_SET EXERCISE:_ Give back exactly the lines that run from the line containing "Type out the text in this image." through the end of the listing below. Leave out every other line.

Records from a data collection

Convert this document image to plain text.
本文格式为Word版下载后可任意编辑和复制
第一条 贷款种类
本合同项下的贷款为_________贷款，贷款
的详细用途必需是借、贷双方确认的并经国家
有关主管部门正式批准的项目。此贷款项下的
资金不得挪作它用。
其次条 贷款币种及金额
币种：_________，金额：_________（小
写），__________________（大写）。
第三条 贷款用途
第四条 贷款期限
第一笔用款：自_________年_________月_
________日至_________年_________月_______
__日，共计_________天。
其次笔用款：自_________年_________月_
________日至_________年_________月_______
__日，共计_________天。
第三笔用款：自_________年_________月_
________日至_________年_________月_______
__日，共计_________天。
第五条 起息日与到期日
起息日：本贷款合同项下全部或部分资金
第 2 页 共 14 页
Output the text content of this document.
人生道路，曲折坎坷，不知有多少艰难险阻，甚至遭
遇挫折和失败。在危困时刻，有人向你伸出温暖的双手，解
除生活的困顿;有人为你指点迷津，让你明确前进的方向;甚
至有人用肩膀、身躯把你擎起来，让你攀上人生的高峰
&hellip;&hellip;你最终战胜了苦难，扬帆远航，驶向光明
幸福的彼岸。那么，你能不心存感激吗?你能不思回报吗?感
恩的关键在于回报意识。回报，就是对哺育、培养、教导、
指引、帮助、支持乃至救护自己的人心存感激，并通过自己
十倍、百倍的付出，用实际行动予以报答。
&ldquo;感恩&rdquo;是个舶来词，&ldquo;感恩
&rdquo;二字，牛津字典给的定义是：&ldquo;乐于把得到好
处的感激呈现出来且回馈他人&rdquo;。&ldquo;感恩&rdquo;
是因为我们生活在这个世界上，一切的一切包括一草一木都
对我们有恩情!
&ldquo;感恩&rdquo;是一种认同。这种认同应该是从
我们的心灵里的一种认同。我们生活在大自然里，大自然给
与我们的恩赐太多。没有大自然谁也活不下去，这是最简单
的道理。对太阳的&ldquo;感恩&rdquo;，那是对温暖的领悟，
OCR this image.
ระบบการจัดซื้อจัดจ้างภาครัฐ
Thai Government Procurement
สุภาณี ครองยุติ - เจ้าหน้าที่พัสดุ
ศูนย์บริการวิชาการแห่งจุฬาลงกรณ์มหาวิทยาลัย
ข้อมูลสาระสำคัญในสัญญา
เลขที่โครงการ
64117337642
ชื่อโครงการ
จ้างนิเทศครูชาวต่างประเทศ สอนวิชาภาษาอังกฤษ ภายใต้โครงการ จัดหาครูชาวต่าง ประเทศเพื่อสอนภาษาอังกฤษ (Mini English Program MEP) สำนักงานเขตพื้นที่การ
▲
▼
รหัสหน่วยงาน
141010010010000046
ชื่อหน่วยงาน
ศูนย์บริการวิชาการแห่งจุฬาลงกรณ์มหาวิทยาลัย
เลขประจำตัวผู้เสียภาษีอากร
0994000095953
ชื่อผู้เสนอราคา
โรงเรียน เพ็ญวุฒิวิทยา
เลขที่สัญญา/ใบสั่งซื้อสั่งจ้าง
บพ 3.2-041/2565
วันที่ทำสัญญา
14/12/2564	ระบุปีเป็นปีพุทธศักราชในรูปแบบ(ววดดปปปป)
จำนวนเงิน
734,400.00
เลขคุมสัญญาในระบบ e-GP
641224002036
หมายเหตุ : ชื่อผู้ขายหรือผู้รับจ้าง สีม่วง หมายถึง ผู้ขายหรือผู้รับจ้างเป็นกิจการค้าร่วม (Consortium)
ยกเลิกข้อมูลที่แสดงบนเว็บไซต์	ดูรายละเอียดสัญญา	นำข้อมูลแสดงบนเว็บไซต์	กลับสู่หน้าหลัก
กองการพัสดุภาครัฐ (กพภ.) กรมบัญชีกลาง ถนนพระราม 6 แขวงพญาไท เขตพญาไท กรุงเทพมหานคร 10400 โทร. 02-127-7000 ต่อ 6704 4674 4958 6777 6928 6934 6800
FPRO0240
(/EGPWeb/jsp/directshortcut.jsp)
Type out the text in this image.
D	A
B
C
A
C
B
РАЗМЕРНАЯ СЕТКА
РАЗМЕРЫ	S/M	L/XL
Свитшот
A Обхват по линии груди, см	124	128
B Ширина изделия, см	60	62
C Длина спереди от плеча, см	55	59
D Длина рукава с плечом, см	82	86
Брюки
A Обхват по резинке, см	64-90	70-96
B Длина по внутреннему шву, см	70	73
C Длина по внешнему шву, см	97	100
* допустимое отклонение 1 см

_CORRECT RESULT:_
Type out the text in this image.
D	A
B
C
A
C
B
РАЗМЕРНАЯ СЕТКА
РАЗМЕРЫ	S/M	L/XL
Свитшот
A Обхват по линии груди, см	124	128
B Ширина изделия, см	60	62
C Длина спереди от плеча, см	55	59
D Длина рукава с плечом, см	82	86
Брюки
A Обхват по резинке, см	64-90	70-96
B Длина по внутреннему шву, см	70	73
C Длина по внешнему шву, см	97	100
* допустимое отклонение 1 см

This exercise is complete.